Recorded data
========================

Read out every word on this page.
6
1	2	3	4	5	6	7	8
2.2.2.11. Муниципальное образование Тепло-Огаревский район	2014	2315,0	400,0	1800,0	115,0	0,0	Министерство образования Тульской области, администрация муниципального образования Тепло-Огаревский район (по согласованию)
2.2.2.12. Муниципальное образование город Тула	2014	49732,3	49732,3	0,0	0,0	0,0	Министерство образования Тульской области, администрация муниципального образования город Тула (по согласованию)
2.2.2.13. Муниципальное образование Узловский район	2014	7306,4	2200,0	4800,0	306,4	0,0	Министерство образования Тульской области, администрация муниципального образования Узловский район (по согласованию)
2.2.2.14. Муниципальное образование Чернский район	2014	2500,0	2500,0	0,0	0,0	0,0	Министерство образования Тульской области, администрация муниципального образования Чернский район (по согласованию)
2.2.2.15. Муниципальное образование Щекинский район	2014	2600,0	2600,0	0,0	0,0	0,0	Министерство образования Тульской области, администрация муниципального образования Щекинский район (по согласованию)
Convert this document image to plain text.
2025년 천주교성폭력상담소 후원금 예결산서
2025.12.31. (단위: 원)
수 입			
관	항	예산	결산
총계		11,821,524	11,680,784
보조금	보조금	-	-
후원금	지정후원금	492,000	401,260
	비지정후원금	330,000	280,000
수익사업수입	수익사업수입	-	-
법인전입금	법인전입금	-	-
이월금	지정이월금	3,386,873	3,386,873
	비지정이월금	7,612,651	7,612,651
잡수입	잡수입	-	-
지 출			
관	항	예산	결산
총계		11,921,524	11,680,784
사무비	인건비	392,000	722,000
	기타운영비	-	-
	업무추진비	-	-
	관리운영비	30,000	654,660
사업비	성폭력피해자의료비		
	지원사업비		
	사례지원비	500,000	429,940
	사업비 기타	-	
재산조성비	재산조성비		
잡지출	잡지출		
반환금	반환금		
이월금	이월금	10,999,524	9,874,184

========================

Reproduce each line from the records that contains the word "области".

**COMPLETE ANSWER**
2.2.2.11. Муниципальное образование Тепло-Огаревский район	2014	2315,0	400,0	1800,0	115,0	0,0	Министерство образования Тульской области, администрация муниципального образования Тепло-Огаревский район (по согласованию)
2.2.2.12. Муниципальное образование город Тула	2014	49732,3	49732,3	0,0	0,0	0,0	Министерство образования Тульской области, администрация муниципального образования город Тула (по согласованию)
2.2.2.13. Муниципальное образование Узловский район	2014	7306,4	2200,0	4800,0	306,4	0,0	Министерство образования Тульской области, администрация муниципального образования Узловский район (по согласованию)
2.2.2.14. Муниципальное образование Чернский район	2014	2500,0	2500,0	0,0	0,0	0,0	Министерство образования Тульской области, администрация муниципального образования Чернский район (по согласованию)
2.2.2.15. Муниципальное образование Щекинский район	2014	2600,0	2600,0	0,0	0,0	0,0	Министерство образования Тульской области, администрация муниципального образования Щекинский район (по согласованию)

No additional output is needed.